→ **PROBLEM STATEMENT**:
Output every line below exactly.

━━━ MATERIAL SHOWN

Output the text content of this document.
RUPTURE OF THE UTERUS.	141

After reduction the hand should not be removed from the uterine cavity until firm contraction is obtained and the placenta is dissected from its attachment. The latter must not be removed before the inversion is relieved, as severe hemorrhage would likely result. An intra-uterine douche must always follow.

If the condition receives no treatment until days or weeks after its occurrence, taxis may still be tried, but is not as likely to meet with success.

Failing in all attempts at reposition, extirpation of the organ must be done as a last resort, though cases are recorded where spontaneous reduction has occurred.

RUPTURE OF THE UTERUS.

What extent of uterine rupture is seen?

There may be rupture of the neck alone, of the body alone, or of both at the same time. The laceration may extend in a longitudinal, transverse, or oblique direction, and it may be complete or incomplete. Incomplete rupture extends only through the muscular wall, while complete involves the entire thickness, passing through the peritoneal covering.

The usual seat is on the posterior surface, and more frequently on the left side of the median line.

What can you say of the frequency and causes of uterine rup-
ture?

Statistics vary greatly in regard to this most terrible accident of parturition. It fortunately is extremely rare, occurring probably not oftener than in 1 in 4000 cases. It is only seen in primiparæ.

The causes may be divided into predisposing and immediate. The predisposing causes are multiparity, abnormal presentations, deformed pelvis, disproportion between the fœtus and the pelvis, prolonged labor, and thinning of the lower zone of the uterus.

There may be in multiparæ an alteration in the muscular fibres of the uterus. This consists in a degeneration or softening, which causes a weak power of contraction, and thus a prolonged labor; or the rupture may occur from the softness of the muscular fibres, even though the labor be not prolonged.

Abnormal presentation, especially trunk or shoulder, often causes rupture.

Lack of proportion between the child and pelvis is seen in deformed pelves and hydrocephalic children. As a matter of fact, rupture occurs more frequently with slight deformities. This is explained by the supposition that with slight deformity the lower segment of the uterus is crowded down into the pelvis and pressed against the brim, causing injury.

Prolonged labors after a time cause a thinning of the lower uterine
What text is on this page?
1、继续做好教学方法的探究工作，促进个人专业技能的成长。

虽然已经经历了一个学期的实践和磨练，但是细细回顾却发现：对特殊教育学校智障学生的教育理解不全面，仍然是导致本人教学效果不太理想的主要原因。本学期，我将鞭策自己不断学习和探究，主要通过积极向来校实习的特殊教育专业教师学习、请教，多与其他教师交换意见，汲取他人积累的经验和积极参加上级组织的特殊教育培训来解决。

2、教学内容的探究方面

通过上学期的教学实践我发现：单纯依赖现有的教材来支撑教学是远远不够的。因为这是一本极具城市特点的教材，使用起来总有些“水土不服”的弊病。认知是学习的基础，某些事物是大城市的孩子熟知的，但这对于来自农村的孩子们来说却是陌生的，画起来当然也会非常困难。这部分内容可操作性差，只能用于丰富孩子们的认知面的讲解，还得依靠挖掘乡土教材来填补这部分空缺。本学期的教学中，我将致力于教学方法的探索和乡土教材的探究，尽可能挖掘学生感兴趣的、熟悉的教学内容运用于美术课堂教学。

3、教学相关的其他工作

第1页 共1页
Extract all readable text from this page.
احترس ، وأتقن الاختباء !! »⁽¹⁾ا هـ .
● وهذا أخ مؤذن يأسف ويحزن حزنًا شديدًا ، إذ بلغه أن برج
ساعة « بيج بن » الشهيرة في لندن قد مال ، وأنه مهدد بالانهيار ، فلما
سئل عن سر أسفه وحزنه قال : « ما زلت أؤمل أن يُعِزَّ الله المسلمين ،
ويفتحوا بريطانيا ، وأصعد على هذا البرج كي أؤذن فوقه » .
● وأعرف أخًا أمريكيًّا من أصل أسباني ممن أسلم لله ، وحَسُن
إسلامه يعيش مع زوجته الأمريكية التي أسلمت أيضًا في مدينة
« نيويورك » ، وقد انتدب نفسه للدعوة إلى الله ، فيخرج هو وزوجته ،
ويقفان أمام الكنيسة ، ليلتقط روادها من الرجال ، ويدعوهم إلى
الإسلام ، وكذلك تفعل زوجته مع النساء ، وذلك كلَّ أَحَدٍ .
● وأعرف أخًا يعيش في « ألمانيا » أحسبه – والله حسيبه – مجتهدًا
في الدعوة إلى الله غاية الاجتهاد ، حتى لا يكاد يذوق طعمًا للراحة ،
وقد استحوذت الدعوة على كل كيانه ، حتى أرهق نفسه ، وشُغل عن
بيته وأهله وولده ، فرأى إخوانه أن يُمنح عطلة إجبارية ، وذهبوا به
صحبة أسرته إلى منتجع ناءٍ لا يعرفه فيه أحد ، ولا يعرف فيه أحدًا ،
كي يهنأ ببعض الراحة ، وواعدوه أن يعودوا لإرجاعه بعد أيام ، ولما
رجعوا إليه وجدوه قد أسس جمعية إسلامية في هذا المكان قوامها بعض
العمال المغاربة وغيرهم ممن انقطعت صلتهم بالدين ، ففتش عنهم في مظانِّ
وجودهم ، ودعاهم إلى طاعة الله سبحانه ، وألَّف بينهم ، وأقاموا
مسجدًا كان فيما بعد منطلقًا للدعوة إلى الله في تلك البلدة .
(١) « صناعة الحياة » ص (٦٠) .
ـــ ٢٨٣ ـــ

━━━━━━

→ **REPLY**:
Output the text content of this document.
RUPTURE OF THE UTERUS.	141

After reduction the hand should not be removed from the uterine cavity until firm contraction is obtained and the placenta is dissected from its attachment. The latter must not be removed before the inversion is relieved, as severe hemorrhage would likely result. An intra-uterine douche must always follow.

If the condition receives no treatment until days or weeks after its occurrence, taxis may still be tried, but is not as likely to meet with success.

Failing in all attempts at reposition, extirpation of the organ must be done as a last resort, though cases are recorded where spontaneous reduction has occurred.

RUPTURE OF THE UTERUS.

What extent of uterine rupture is seen?

There may be rupture of the neck alone, of the body alone, or of both at the same time. The laceration may extend in a longitudinal, transverse, or oblique direction, and it may be complete or incomplete. Incomplete rupture extends only through the muscular wall, while complete involves the entire thickness, passing through the peritoneal covering.

The usual seat is on the posterior surface, and more frequently on the left side of the median line.

What can you say of the frequency and causes of uterine rup-
ture?

Statistics vary greatly in regard to this most terrible accident of parturition. It fortunately is extremely rare, occurring probably not oftener than in 1 in 4000 cases. It is only seen in primiparæ.

The causes may be divided into predisposing and immediate. The predisposing causes are multiparity, abnormal presentations, deformed pelvis, disproportion between the fœtus and the pelvis, prolonged labor, and thinning of the lower zone of the uterus.

There may be in multiparæ an alteration in the muscular fibres of the uterus. This consists in a degeneration or softening, which causes a weak power of contraction, and thus a prolonged labor; or the rupture may occur from the softness of the muscular fibres, even though the labor be not prolonged.

Abnormal presentation, especially trunk or shoulder, often causes rupture.

Lack of proportion between the child and pelvis is seen in deformed pelves and hydrocephalic children. As a matter of fact, rupture occurs more frequently with slight deformities. This is explained by the supposition that with slight deformity the lower segment of the uterus is crowded down into the pelvis and pressed against the brim, causing injury.

Prolonged labors after a time cause a thinning of the lower uterine
What text is on this page?
1、继续做好教学方法的探究工作，促进个人专业技能的成长。

虽然已经经历了一个学期的实践和磨练，但是细细回顾却发现：对特殊教育学校智障学生的教育理解不全面，仍然是导致本人教学效果不太理想的主要原因。本学期，我将鞭策自己不断学习和探究，主要通过积极向来校实习的特殊教育专业教师学习、请教，多与其他教师交换意见，汲取他人积累的经验和积极参加上级组织的特殊教育培训来解决。

2、教学内容的探究方面

通过上学期的教学实践我发现：单纯依赖现有的教材来支撑教学是远远不够的。因为这是一本极具城市特点的教材，使用起来总有些“水土不服”的弊病。认知是学习的基础，某些事物是大城市的孩子熟知的，但这对于来自农村的孩子们来说却是陌生的，画起来当然也会非常困难。这部分内容可操作性差，只能用于丰富孩子们的认知面的讲解，还得依靠挖掘乡土教材来填补这部分空缺。本学期的教学中，我将致力于教学方法的探索和乡土教材的探究，尽可能挖掘学生感兴趣的、熟悉的教学内容运用于美术课堂教学。

3、教学相关的其他工作

第1页 共1页
Extract all readable text from this page.
احترس ، وأتقن الاختباء !! »⁽¹⁾ا هـ .
● وهذا أخ مؤذن يأسف ويحزن حزنًا شديدًا ، إذ بلغه أن برج
ساعة « بيج بن » الشهيرة في لندن قد مال ، وأنه مهدد بالانهيار ، فلما
سئل عن سر أسفه وحزنه قال : « ما زلت أؤمل أن يُعِزَّ الله المسلمين ،
ويفتحوا بريطانيا ، وأصعد على هذا البرج كي أؤذن فوقه » .
● وأعرف أخًا أمريكيًّا من أصل أسباني ممن أسلم لله ، وحَسُن
إسلامه يعيش مع زوجته الأمريكية التي أسلمت أيضًا في مدينة
« نيويورك » ، وقد انتدب نفسه للدعوة إلى الله ، فيخرج هو وزوجته ،
ويقفان أمام الكنيسة ، ليلتقط روادها من الرجال ، ويدعوهم إلى
الإسلام ، وكذلك تفعل زوجته مع النساء ، وذلك كلَّ أَحَدٍ .
● وأعرف أخًا يعيش في « ألمانيا » أحسبه – والله حسيبه – مجتهدًا
في الدعوة إلى الله غاية الاجتهاد ، حتى لا يكاد يذوق طعمًا للراحة ،
وقد استحوذت الدعوة على كل كيانه ، حتى أرهق نفسه ، وشُغل عن
بيته وأهله وولده ، فرأى إخوانه أن يُمنح عطلة إجبارية ، وذهبوا به
صحبة أسرته إلى منتجع ناءٍ لا يعرفه فيه أحد ، ولا يعرف فيه أحدًا ،
كي يهنأ ببعض الراحة ، وواعدوه أن يعودوا لإرجاعه بعد أيام ، ولما
رجعوا إليه وجدوه قد أسس جمعية إسلامية في هذا المكان قوامها بعض
العمال المغاربة وغيرهم ممن انقطعت صلتهم بالدين ، ففتش عنهم في مظانِّ
وجودهم ، ودعاهم إلى طاعة الله سبحانه ، وألَّف بينهم ، وأقاموا
مسجدًا كان فيما بعد منطلقًا للدعوة إلى الله في تلك البلدة .
(١) « صناعة الحياة » ص (٦٠) .
ـــ ٢٨٣ ـــ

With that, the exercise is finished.